Prompt:
Each entry below is to be written out exactly, and the pictures are to be left out.

[Start Exercise input]

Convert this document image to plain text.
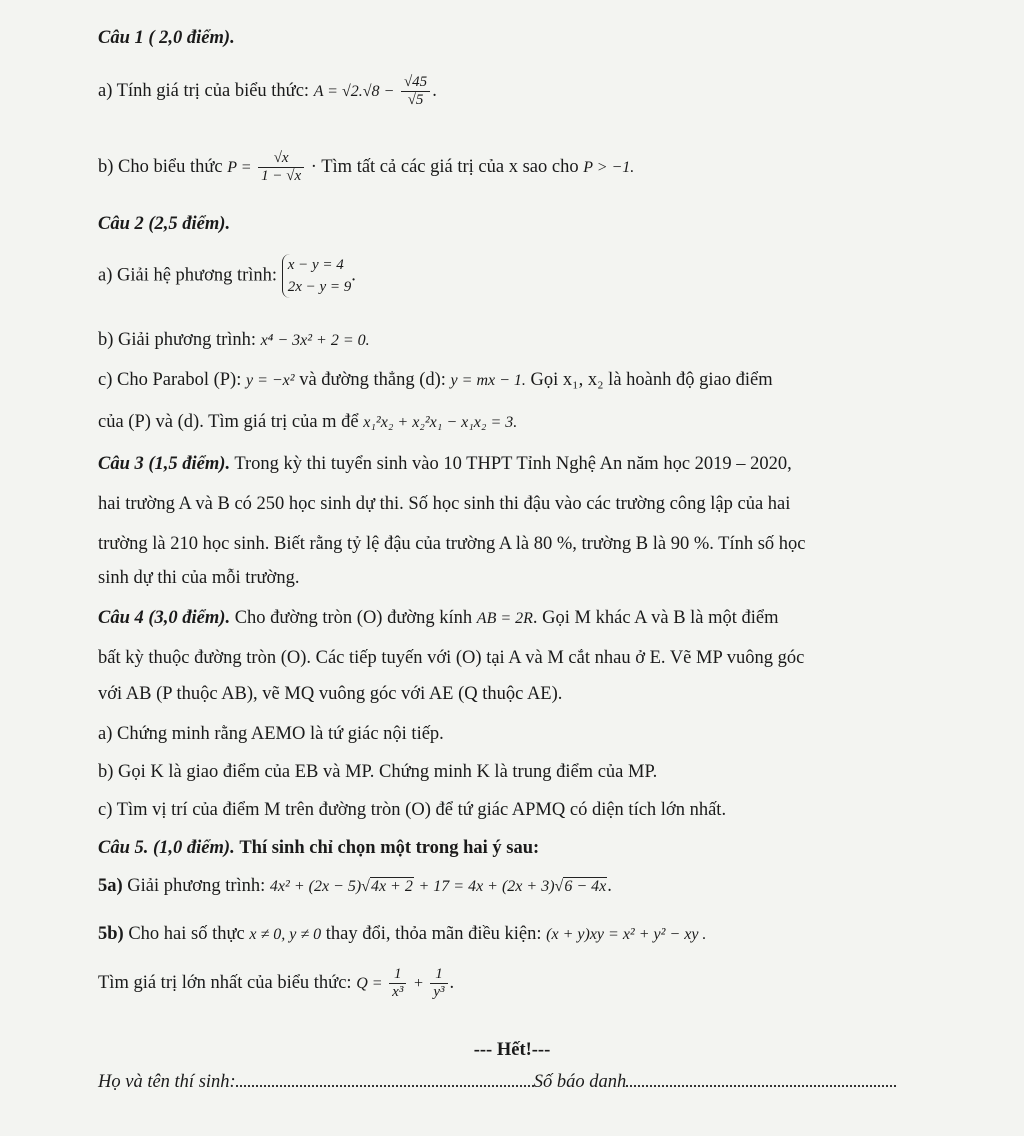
Câu 1 ( 2,0 điểm).
a) Tính giá trị của biểu thức: $A = √2.√8 - \frac{√45}{√5}$ .
b) Cho biểu thức $P = \frac{√x}{1 - √x}$ · Tìm tất cả các giá trị của x sao cho P > −1.
Câu 2 (2,5 điểm).
a) Giải hệ phương trình:
x − y = 4
2x − y = 9
.
b) Giải phương trình: x⁴ − 3x² + 2 = 0.
c) Cho Parabol (P): y = −x² và đường thẳng (d): y = mx − 1. Gọi x₁, x₂ là hoành độ giao điểm
của (P) và (d). Tìm giá trị của m để x₁²x₂ + x₂²x₁ − x₁x₂ = 3.
Câu 3 (1,5 điểm). Trong kỳ thi tuyển sinh vào 10 THPT Tỉnh Nghệ An năm học 2019 – 2020,
hai trường A và B có 250 học sinh dự thi. Số học sinh thi đậu vào các trường công lập của hai
trường là 210 học sinh. Biết rằng tỷ lệ đậu của trường A là 80 %, trường B là 90 %. Tính số học
sinh dự thi của mỗi trường.
Câu 4 (3,0 điểm). Cho đường tròn (O) đường kính AB = 2R. Gọi M khác A và B là một điểm
bất kỳ thuộc đường tròn (O). Các tiếp tuyến với (O) tại A và M cắt nhau ở E. Vẽ MP vuông góc
với AB (P thuộc AB), vẽ MQ vuông góc với AE (Q thuộc AE).
a) Chứng minh rằng AEMO là tứ giác nội tiếp.
b) Gọi K là giao điểm của EB và MP. Chứng minh K là trung điểm của MP.
c) Tìm vị trí của điểm M trên đường tròn (O) để tứ giác APMQ có diện tích lớn nhất.
Câu 5. (1,0 điểm). Thí sinh chỉ chọn một trong hai ý sau:
5a) Giải phương trình: 4x² + (2x − 5)√4x + 2 + 17 = 4x + (2x + 3)√6 − 4x.
5b) Cho hai số thực x ≠ 0, y ≠ 0 thay đổi, thỏa mãn điều kiện: (x + y)xy = x² + y² − xy .
Tìm giá trị lớn nhất của biểu thức: $Q = \frac{1}{\text{x³}} + \frac{1}{\text{y³}}$ .
--- Hết!---
Họ và tên thí sinh:	Số báo danh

[End Exercise input]

Task solution:
Convert this document image to plain text.
Câu 1 ( 2,0 điểm).
a) Tính giá trị của biểu thức: $A = √2.√8 - \frac{√45}{√5}$ .
b) Cho biểu thức $P = \frac{√x}{1 - √x}$ · Tìm tất cả các giá trị của x sao cho P > −1.
Câu 2 (2,5 điểm).
a) Giải hệ phương trình:
x − y = 4
2x − y = 9
.
b) Giải phương trình: x⁴ − 3x² + 2 = 0.
c) Cho Parabol (P): y = −x² và đường thẳng (d): y = mx − 1. Gọi x₁, x₂ là hoành độ giao điểm
của (P) và (d). Tìm giá trị của m để x₁²x₂ + x₂²x₁ − x₁x₂ = 3.
Câu 3 (1,5 điểm). Trong kỳ thi tuyển sinh vào 10 THPT Tỉnh Nghệ An năm học 2019 – 2020,
hai trường A và B có 250 học sinh dự thi. Số học sinh thi đậu vào các trường công lập của hai
trường là 210 học sinh. Biết rằng tỷ lệ đậu của trường A là 80 %, trường B là 90 %. Tính số học
sinh dự thi của mỗi trường.
Câu 4 (3,0 điểm). Cho đường tròn (O) đường kính AB = 2R. Gọi M khác A và B là một điểm
bất kỳ thuộc đường tròn (O). Các tiếp tuyến với (O) tại A và M cắt nhau ở E. Vẽ MP vuông góc
với AB (P thuộc AB), vẽ MQ vuông góc với AE (Q thuộc AE).
a) Chứng minh rằng AEMO là tứ giác nội tiếp.
b) Gọi K là giao điểm của EB và MP. Chứng minh K là trung điểm của MP.
c) Tìm vị trí của điểm M trên đường tròn (O) để tứ giác APMQ có diện tích lớn nhất.
Câu 5. (1,0 điểm). Thí sinh chỉ chọn một trong hai ý sau:
5a) Giải phương trình: 4x² + (2x − 5)√4x + 2 + 17 = 4x + (2x + 3)√6 − 4x.
5b) Cho hai số thực x ≠ 0, y ≠ 0 thay đổi, thỏa mãn điều kiện: (x + y)xy = x² + y² − xy .
Tìm giá trị lớn nhất của biểu thức: $Q = \frac{1}{\text{x³}} + \frac{1}{\text{y³}}$ .
--- Hết!---
Họ và tên thí sinh:	Số báo danh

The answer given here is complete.